• **Written request**: From the listing below, tally the lines that include "frac". Return only the total.

════════════════

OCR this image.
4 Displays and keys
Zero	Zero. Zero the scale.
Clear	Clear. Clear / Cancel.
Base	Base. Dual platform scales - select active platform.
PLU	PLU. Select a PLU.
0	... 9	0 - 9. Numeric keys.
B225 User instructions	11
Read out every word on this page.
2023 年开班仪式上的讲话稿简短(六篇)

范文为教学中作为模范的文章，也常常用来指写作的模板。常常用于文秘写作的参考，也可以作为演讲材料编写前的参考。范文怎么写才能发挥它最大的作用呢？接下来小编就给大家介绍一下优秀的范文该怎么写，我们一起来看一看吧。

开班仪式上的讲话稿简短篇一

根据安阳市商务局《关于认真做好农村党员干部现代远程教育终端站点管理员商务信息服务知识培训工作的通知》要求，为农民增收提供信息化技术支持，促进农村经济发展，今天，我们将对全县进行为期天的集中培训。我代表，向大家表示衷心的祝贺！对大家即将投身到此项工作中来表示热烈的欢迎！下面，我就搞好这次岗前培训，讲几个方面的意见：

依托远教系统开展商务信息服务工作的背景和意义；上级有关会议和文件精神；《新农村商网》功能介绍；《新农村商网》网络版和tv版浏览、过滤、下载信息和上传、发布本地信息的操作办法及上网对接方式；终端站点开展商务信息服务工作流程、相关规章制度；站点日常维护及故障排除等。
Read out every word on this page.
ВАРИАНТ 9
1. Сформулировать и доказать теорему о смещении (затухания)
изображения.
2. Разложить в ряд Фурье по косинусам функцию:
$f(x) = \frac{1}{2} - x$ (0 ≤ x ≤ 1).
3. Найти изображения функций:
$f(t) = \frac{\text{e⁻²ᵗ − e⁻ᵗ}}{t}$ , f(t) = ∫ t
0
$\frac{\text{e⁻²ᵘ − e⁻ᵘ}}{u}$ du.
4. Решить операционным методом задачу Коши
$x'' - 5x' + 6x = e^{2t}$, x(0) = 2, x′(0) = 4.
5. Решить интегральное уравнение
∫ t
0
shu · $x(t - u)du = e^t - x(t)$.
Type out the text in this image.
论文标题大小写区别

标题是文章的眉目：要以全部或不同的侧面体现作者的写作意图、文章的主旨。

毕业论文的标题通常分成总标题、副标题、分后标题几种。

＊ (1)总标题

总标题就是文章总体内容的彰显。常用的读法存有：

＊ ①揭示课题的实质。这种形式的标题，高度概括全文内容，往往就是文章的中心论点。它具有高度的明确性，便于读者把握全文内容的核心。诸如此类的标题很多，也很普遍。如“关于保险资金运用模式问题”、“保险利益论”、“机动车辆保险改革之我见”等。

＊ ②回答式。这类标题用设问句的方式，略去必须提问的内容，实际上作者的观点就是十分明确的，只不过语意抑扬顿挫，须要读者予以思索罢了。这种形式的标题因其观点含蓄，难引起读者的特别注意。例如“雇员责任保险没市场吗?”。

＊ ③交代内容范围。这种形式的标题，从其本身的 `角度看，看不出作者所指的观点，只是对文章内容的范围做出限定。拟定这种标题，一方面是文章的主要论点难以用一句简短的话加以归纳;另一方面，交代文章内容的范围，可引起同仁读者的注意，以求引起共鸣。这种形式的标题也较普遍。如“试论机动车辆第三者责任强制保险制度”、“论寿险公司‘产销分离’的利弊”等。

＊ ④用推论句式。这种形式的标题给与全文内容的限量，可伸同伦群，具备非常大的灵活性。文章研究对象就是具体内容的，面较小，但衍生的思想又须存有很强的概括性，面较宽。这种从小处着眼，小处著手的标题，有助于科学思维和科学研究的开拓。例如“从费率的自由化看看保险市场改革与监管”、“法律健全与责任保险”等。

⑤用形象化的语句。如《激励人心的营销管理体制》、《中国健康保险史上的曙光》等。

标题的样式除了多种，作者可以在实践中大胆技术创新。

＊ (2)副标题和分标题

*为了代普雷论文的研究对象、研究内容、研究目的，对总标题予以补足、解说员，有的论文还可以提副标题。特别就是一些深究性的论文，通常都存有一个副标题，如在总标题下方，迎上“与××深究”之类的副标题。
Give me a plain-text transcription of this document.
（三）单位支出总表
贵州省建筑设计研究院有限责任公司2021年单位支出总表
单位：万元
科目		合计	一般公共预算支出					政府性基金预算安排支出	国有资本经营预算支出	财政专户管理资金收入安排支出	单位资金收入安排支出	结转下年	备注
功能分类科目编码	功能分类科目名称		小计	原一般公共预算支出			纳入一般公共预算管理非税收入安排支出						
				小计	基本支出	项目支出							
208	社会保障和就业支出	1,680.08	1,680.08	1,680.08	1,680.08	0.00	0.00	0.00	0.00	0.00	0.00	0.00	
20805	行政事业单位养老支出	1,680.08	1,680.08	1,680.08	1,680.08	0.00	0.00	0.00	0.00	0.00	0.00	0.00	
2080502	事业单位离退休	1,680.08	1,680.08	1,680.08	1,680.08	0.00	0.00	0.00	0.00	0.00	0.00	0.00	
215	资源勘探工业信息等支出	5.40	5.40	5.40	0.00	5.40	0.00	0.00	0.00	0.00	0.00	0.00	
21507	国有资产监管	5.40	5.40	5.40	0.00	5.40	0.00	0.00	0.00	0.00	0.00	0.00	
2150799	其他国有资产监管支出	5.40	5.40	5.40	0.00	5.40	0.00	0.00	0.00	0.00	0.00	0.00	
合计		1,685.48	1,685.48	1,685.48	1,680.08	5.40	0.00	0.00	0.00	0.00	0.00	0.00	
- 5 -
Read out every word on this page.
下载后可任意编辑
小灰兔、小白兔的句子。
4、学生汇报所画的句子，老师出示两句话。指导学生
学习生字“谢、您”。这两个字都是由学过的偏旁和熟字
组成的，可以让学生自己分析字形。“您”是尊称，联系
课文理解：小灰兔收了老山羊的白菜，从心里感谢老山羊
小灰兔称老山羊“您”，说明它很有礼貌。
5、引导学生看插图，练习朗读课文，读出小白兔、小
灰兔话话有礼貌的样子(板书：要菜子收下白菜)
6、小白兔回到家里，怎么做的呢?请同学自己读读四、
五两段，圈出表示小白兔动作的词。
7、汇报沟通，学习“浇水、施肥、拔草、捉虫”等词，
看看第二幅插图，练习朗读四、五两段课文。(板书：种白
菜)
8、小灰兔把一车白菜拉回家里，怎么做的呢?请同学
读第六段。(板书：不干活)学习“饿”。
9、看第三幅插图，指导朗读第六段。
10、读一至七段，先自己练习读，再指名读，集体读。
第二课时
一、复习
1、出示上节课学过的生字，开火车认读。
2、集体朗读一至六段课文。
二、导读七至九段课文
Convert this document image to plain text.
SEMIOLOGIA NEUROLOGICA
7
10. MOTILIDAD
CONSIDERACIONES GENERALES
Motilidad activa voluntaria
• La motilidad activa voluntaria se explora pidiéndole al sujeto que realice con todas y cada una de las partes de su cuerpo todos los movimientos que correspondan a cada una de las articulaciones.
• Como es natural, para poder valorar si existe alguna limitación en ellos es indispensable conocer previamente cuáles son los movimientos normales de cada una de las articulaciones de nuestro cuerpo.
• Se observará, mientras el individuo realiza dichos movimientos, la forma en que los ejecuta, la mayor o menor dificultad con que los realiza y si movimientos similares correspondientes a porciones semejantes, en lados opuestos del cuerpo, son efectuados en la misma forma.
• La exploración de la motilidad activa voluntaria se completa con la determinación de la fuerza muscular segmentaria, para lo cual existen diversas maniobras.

════════════════

• **Complete answer**: 3